■ What this task involves:
Leaving out the pictures, transcribe all of the records faithfully.

■ Excerpted data:
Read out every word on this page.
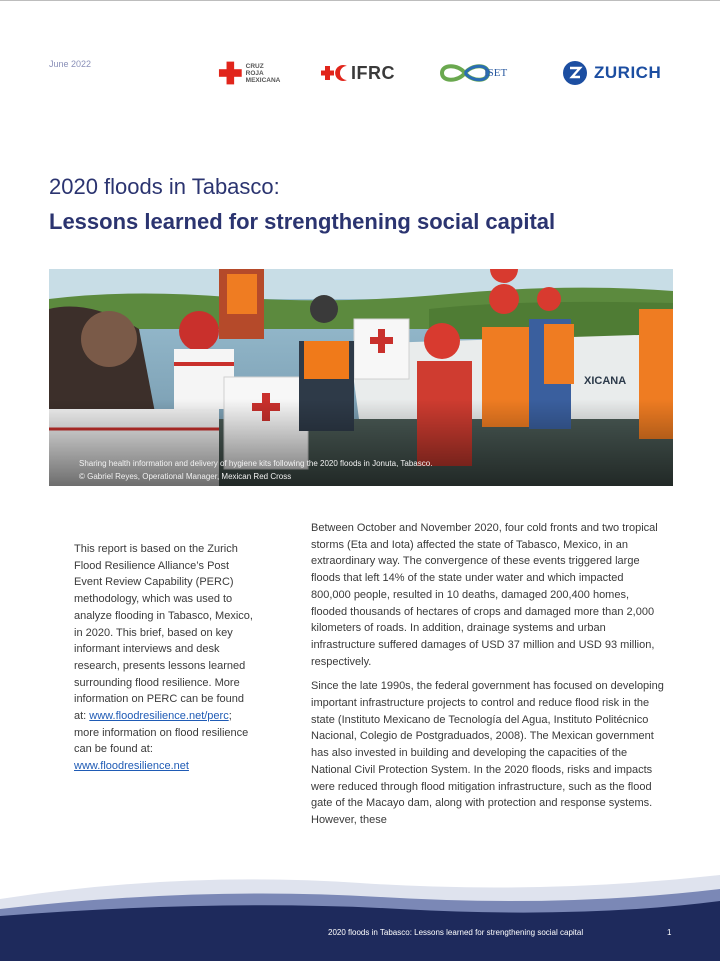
June 2022	CRUZ ROJA
MEXICANA	IFRC	ISET	ZURICH
2020 floods in Tabasco:
Lessons learned for strengthening social capital
Sharing health information and delivery of hygiene kits following the 2020 floods in Jonuta, Tabasco.
© Gabriel Reyes, Operational Manager, Mexican Red Cross
This report is based on the Zurich Flood Resilience Alliance’s Post Event Review Capability (PERC) methodology, which was used to analyze flooding in Tabasco, Mexico, in 2020. This brief, based on key informant interviews and desk research, presents lessons learned surrounding flood resilience. More information on PERC can be found at: www.floodresilience.net/perc; more information on flood resilience can be found at: www.floodresilience.net

Between October and November 2020, four cold fronts and two tropical storms (Eta and Iota) affected the state of Tabasco, Mexico, in an extraordinary way. The convergence of these events triggered large floods that left 14% of the state under water and which impacted 800,000 people, resulted in 10 deaths, damaged 200,400 homes, flooded thousands of hectares of crops and damaged more than 2,000 kilometers of roads. In addition, drainage systems and urban infrastructure suffered damages of USD 37 million and USD 93 million, respectively.

Since the late 1990s, the federal government has focused on developing important infrastructure projects to control and reduce flood risk in the state (Instituto Mexicano de Tecnología del Agua, Instituto Politécnico Nacional, Colegio de Postgraduados, 2008). The Mexican government has also invested in building and developing the capacities of the National Civil Protection System. In the 2020 floods, risks and impacts were reduced through flood mitigation infrastructure, such as the flood gate of the Macayo dam, along with protection and response systems. However, these

2020 floods in Tabasco: Lessons learned for strengthening social capital	1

■ Final result:
Read out every word on this page.
June 2022	CRUZ ROJA
MEXICANA	IFRC	ISET	ZURICH
2020 floods in Tabasco:
Lessons learned for strengthening social capital
Sharing health information and delivery of hygiene kits following the 2020 floods in Jonuta, Tabasco.
© Gabriel Reyes, Operational Manager, Mexican Red Cross
This report is based on the Zurich Flood Resilience Alliance’s Post Event Review Capability (PERC) methodology, which was used to analyze flooding in Tabasco, Mexico, in 2020. This brief, based on key informant interviews and desk research, presents lessons learned surrounding flood resilience. More information on PERC can be found at: www.floodresilience.net/perc; more information on flood resilience can be found at: www.floodresilience.net

Between October and November 2020, four cold fronts and two tropical storms (Eta and Iota) affected the state of Tabasco, Mexico, in an extraordinary way. The convergence of these events triggered large floods that left 14% of the state under water and which impacted 800,000 people, resulted in 10 deaths, damaged 200,400 homes, flooded thousands of hectares of crops and damaged more than 2,000 kilometers of roads. In addition, drainage systems and urban infrastructure suffered damages of USD 37 million and USD 93 million, respectively.

Since the late 1990s, the federal government has focused on developing important infrastructure projects to control and reduce flood risk in the state (Instituto Mexicano de Tecnología del Agua, Instituto Politécnico Nacional, Colegio de Postgraduados, 2008). The Mexican government has also invested in building and developing the capacities of the National Civil Protection System. In the 2020 floods, risks and impacts were reduced through flood mitigation infrastructure, such as the flood gate of the Macayo dam, along with protection and response systems. However, these

2020 floods in Tabasco: Lessons learned for strengthening social capital	1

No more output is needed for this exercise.